Report automatically generated by ``mne_bids.make_report()``.

The EEG During Mental Arithmetic Tasks dataset was created by Igor Zyma, Sergii

Tukaev, Ivan Seleznov, Ken Kiyono, Anton Popov, Mariia Chernykh, and Oleksii Shpenkov and conforms to BIDS version 1.7.0. This report was generated with MNE- BIDS (https://doi.org/10.21105/joss.01896). The dataset consists of 36 participants (comprised of 9 male and 27 female participants; handedness were all unknown; ages ranged from 16.0 to 26.0 (mean = 18.25, std = 2.14)) . Data was recorded using an EEG system sampled at 500.0 Hz with line noise at n/a Hz. There were 72 scans in total. Recording durations ranged from 62.0 to 188.0 seconds (mean = 120.5, std = 59.71), for a total of 8675.86 seconds of data recorded over all scans. For each dataset, there were on average 21.0 (std = 0.0) recording channels per scan, out of which 21.0 (std = 0.0) were used in analysis (0.0 +/- 0.0 were removed from analysis).

Dataset Information#

Dataset ID

NM000109

Title

EEG During Mental Arithmetic Tasks

Author (year)

_Records provided_
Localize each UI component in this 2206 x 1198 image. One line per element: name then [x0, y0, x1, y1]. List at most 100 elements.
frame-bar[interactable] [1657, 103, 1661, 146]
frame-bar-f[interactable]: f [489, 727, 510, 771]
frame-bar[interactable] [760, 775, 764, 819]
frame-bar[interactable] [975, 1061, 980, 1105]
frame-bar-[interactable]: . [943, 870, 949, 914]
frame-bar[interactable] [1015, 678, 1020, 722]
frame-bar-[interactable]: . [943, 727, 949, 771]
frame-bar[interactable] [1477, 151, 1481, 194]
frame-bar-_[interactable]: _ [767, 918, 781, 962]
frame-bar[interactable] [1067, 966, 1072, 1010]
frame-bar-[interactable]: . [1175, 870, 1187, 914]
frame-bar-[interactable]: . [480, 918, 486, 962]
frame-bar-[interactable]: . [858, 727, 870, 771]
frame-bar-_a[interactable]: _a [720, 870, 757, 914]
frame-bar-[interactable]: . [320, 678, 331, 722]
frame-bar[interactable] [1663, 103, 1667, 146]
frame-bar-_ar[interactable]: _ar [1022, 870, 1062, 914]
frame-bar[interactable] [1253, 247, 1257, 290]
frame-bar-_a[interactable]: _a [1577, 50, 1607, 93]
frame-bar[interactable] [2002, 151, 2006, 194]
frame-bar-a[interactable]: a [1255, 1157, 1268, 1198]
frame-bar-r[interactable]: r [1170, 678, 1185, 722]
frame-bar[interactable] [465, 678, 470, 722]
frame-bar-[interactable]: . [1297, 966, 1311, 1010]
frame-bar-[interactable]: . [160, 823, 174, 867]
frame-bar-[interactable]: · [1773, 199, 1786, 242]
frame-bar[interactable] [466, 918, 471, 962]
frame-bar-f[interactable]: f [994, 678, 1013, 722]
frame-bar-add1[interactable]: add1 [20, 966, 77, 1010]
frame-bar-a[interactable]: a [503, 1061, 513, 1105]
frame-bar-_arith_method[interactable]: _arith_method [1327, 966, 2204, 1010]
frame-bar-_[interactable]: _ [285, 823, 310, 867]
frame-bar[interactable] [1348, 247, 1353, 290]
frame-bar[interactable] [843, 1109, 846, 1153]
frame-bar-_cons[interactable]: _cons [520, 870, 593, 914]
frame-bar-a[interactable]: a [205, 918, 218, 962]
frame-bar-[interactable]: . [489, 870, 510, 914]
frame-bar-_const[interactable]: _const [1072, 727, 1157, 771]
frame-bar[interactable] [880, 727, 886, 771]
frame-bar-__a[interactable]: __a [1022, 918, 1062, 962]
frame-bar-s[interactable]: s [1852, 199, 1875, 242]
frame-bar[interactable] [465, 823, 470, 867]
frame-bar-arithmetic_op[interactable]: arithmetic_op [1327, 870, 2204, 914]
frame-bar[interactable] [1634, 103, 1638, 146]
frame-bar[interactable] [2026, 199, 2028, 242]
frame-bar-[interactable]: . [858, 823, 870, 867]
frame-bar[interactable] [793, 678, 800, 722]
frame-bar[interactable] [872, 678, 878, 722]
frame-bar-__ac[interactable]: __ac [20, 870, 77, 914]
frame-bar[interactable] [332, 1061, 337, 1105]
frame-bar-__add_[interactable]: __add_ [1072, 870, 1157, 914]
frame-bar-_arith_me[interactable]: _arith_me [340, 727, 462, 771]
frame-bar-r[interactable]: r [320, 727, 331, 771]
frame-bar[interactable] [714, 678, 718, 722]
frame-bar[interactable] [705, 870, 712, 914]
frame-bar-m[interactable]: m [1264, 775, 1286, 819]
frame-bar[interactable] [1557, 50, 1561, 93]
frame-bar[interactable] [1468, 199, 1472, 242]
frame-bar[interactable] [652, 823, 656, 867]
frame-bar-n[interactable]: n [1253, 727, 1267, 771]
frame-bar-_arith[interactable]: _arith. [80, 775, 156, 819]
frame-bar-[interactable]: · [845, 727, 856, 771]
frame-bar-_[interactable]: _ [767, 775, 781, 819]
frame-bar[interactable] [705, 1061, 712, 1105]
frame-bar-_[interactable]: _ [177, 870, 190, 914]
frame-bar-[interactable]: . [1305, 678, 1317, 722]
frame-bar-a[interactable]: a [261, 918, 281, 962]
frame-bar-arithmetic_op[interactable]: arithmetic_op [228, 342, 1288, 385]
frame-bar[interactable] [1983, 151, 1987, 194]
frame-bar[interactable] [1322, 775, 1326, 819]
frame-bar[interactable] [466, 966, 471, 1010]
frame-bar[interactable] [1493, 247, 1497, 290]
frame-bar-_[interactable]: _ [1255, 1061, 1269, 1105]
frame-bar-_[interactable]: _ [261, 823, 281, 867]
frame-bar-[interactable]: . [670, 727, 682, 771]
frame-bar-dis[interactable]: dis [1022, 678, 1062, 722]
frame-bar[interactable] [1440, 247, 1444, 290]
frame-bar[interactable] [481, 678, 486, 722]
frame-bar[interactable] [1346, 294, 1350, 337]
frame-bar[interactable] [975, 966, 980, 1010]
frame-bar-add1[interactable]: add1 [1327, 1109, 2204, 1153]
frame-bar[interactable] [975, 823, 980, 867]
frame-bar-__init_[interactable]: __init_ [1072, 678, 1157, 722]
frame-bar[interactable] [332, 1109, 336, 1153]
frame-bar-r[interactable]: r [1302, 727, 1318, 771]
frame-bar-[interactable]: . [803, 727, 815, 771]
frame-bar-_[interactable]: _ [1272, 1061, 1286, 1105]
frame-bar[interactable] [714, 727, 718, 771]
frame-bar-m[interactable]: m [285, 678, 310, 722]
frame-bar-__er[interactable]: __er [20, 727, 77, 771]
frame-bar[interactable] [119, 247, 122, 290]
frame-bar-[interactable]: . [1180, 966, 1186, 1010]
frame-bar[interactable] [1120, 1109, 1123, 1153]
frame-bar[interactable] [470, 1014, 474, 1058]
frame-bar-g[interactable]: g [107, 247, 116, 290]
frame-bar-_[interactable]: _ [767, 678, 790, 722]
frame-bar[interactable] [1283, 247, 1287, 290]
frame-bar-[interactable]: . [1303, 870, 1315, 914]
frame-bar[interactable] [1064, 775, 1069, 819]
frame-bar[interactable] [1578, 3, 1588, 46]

_What this exercise asks_
**A.** Reproduce the part of the dataset report starting with "Tukaev, Ivan Seleznov, Ken" and going on through "removed from analysis).".
**B.** According to the dataset report, at what rate was the EEG data sampled?
**C.** Continue the EEG dataset report from its last line.

_Responses_
**A.**
Tukaev, Ivan Seleznov, Ken Kiyono, Anton Popov, Mariia Chernykh, and Oleksii Shpenkov and conforms to BIDS version 1.7.0. This report was generated with MNE- BIDS (https://doi.org/10.21105/joss.01896). The dataset consists of 36 participants (comprised of 9 male and 27 female participants; handedness were all unknown; ages ranged from 16.0 to 26.0 (mean = 18.25, std = 2.14)) . Data was recorded using an EEG system sampled at 500.0 Hz with line noise at n/a Hz. There were 72 scans in total. Recording durations ranged from 62.0 to 188.0 seconds (mean = 120.5, std = 59.71), for a total of 8675.86 seconds of data recorded over all scans. For each dataset, there were on average 21.0 (std = 0.0) recording channels per scan, out of which 21.0 (std = 0.0) were used in analysis (0.0 +/- 0.0 were removed from analysis).

**B.** 500.0 Hz

**C.**
Zyma2019

Canonical

Importable as

NM000109, Zyma2019

Year

2000

Authors

Igor Zyma, Sergii Tukaev, Ivan Seleznov, Ken Kiyono, Anton Popov, Mariia Chernykh, Oleksii Shpenkov

License

ODC-By-1.0

Citation / DOI

10.82901/nemar.nm000109

Source links

OpenNeuro | NeMAR | Source URL

Copy-paste BibTeX
@dataset{nm000109,
  title = {EEG During Mental Arithmetic Tasks},
  author = {Igor Zyma and Sergii Tukaev and Ivan Seleznov and Ken Kiyono and Anton Popov and Mariia Chernykh and Oleksii Shpenkov},
  doi = {10.82901/nemar.nm000109},
  url = {https://doi.org/10.82901/nemar.nm000109},
}

Found an issue with this dataset?

If you encounter any problems with this dataset (missing files, incorrect metadata, loading errors, etc.), please let us know!

Report an Issue on GitHub

Technical Details#

Subjects & recordings
  • Subjects: 36

  • Recordings: 72

  • Tasks: 2

Channels & sampling rate
  • Channels: 21

  • Sampling rate (Hz): 500

  • Duration (hours): 2.40996

Tags
  • Pathology: Not specified

  • Modality: —

  • Type: —

Files & format
  • Size on disk: 174.5 MB

  • File count: 72

  • Format: BIDS

License & citation
  • License: ODC-By-1.0

  • DOI: 10.82901/nemar.nm000109

Provenance

API Reference#

Use the NM000109 class to access this dataset programmatically.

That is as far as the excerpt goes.